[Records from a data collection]
++++++++++

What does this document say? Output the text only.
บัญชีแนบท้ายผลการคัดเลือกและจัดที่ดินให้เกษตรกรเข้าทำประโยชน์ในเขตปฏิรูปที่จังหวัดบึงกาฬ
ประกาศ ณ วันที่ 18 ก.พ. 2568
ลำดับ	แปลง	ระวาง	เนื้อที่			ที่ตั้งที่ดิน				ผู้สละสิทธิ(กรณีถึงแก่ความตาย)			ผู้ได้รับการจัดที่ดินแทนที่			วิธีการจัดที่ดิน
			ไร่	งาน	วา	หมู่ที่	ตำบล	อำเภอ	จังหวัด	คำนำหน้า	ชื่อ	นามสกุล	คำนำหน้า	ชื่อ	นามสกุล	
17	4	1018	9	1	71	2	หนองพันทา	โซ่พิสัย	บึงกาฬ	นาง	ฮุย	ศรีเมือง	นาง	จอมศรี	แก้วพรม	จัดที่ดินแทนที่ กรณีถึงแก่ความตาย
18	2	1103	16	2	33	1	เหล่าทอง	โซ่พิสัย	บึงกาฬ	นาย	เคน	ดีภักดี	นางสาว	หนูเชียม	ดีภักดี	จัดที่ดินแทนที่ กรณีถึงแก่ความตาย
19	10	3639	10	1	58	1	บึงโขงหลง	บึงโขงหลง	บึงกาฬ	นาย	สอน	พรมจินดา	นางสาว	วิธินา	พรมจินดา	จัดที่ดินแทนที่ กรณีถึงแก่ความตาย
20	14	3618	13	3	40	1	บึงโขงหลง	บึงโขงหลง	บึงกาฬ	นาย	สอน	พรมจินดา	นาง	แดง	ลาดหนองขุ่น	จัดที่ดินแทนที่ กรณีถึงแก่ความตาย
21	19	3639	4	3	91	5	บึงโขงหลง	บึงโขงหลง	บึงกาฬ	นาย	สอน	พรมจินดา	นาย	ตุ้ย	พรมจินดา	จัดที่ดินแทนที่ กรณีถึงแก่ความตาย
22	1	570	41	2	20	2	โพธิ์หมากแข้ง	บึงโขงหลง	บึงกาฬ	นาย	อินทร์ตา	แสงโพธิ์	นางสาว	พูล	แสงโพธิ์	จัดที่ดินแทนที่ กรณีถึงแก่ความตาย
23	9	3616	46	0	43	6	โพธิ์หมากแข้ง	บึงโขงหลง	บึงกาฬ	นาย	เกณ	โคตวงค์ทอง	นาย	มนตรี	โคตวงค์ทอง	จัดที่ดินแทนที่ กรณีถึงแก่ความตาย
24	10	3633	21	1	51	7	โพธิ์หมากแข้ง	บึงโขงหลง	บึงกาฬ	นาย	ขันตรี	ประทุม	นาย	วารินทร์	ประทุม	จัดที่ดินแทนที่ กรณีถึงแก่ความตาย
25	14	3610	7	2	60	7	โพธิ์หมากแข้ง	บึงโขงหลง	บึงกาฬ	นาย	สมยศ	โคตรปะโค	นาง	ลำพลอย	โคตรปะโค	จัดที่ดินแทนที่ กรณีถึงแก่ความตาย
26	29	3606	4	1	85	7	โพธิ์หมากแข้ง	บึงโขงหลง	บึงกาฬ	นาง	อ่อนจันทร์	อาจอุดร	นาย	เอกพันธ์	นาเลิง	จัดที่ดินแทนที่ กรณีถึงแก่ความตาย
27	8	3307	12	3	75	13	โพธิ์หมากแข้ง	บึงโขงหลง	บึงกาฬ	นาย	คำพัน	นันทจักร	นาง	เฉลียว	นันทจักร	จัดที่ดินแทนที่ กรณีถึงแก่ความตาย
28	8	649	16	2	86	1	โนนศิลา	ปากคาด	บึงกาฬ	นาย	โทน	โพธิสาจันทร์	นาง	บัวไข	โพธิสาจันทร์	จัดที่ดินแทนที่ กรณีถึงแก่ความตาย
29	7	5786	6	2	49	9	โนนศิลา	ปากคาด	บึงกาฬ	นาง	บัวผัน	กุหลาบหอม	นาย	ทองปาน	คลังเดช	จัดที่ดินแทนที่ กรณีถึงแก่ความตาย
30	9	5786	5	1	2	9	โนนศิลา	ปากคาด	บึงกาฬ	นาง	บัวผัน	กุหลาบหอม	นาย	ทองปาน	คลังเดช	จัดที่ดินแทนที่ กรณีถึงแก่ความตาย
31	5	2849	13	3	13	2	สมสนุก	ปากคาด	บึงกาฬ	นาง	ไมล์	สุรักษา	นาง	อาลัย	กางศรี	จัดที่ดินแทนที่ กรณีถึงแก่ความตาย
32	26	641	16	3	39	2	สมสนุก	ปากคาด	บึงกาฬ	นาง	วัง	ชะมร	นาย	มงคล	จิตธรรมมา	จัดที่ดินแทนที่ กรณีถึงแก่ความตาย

++++++++++

#### Direction:
Repeat each of the entries above precisely as given.

#### Final answer:
What does this document say? Output the text only.
บัญชีแนบท้ายผลการคัดเลือกและจัดที่ดินให้เกษตรกรเข้าทำประโยชน์ในเขตปฏิรูปที่จังหวัดบึงกาฬ
ประกาศ ณ วันที่ 18 ก.พ. 2568
ลำดับ	แปลง	ระวาง	เนื้อที่			ที่ตั้งที่ดิน				ผู้สละสิทธิ(กรณีถึงแก่ความตาย)			ผู้ได้รับการจัดที่ดินแทนที่			วิธีการจัดที่ดิน
			ไร่	งาน	วา	หมู่ที่	ตำบล	อำเภอ	จังหวัด	คำนำหน้า	ชื่อ	นามสกุล	คำนำหน้า	ชื่อ	นามสกุล	
17	4	1018	9	1	71	2	หนองพันทา	โซ่พิสัย	บึงกาฬ	นาง	ฮุย	ศรีเมือง	นาง	จอมศรี	แก้วพรม	จัดที่ดินแทนที่ กรณีถึงแก่ความตาย
18	2	1103	16	2	33	1	เหล่าทอง	โซ่พิสัย	บึงกาฬ	นาย	เคน	ดีภักดี	นางสาว	หนูเชียม	ดีภักดี	จัดที่ดินแทนที่ กรณีถึงแก่ความตาย
19	10	3639	10	1	58	1	บึงโขงหลง	บึงโขงหลง	บึงกาฬ	นาย	สอน	พรมจินดา	นางสาว	วิธินา	พรมจินดา	จัดที่ดินแทนที่ กรณีถึงแก่ความตาย
20	14	3618	13	3	40	1	บึงโขงหลง	บึงโขงหลง	บึงกาฬ	นาย	สอน	พรมจินดา	นาง	แดง	ลาดหนองขุ่น	จัดที่ดินแทนที่ กรณีถึงแก่ความตาย
21	19	3639	4	3	91	5	บึงโขงหลง	บึงโขงหลง	บึงกาฬ	นาย	สอน	พรมจินดา	นาย	ตุ้ย	พรมจินดา	จัดที่ดินแทนที่ กรณีถึงแก่ความตาย
22	1	570	41	2	20	2	โพธิ์หมากแข้ง	บึงโขงหลง	บึงกาฬ	นาย	อินทร์ตา	แสงโพธิ์	นางสาว	พูล	แสงโพธิ์	จัดที่ดินแทนที่ กรณีถึงแก่ความตาย
23	9	3616	46	0	43	6	โพธิ์หมากแข้ง	บึงโขงหลง	บึงกาฬ	นาย	เกณ	โคตวงค์ทอง	นาย	มนตรี	โคตวงค์ทอง	จัดที่ดินแทนที่ กรณีถึงแก่ความตาย
24	10	3633	21	1	51	7	โพธิ์หมากแข้ง	บึงโขงหลง	บึงกาฬ	นาย	ขันตรี	ประทุม	นาย	วารินทร์	ประทุม	จัดที่ดินแทนที่ กรณีถึงแก่ความตาย
25	14	3610	7	2	60	7	โพธิ์หมากแข้ง	บึงโขงหลง	บึงกาฬ	นาย	สมยศ	โคตรปะโค	นาง	ลำพลอย	โคตรปะโค	จัดที่ดินแทนที่ กรณีถึงแก่ความตาย
26	29	3606	4	1	85	7	โพธิ์หมากแข้ง	บึงโขงหลง	บึงกาฬ	นาง	อ่อนจันทร์	อาจอุดร	นาย	เอกพันธ์	นาเลิง	จัดที่ดินแทนที่ กรณีถึงแก่ความตาย
27	8	3307	12	3	75	13	โพธิ์หมากแข้ง	บึงโขงหลง	บึงกาฬ	นาย	คำพัน	นันทจักร	นาง	เฉลียว	นันทจักร	จัดที่ดินแทนที่ กรณีถึงแก่ความตาย
28	8	649	16	2	86	1	โนนศิลา	ปากคาด	บึงกาฬ	นาย	โทน	โพธิสาจันทร์	นาง	บัวไข	โพธิสาจันทร์	จัดที่ดินแทนที่ กรณีถึงแก่ความตาย
29	7	5786	6	2	49	9	โนนศิลา	ปากคาด	บึงกาฬ	นาง	บัวผัน	กุหลาบหอม	นาย	ทองปาน	คลังเดช	จัดที่ดินแทนที่ กรณีถึงแก่ความตาย
30	9	5786	5	1	2	9	โนนศิลา	ปากคาด	บึงกาฬ	นาง	บัวผัน	กุหลาบหอม	นาย	ทองปาน	คลังเดช	จัดที่ดินแทนที่ กรณีถึงแก่ความตาย
31	5	2849	13	3	13	2	สมสนุก	ปากคาด	บึงกาฬ	นาง	ไมล์	สุรักษา	นาง	อาลัย	กางศรี	จัดที่ดินแทนที่ กรณีถึงแก่ความตาย
32	26	641	16	3	39	2	สมสนุก	ปากคาด	บึงกาฬ	นาง	วัง	ชะมร	นาย	มงคล	จิตธรรมมา	จัดที่ดินแทนที่ กรณีถึงแก่ความตาย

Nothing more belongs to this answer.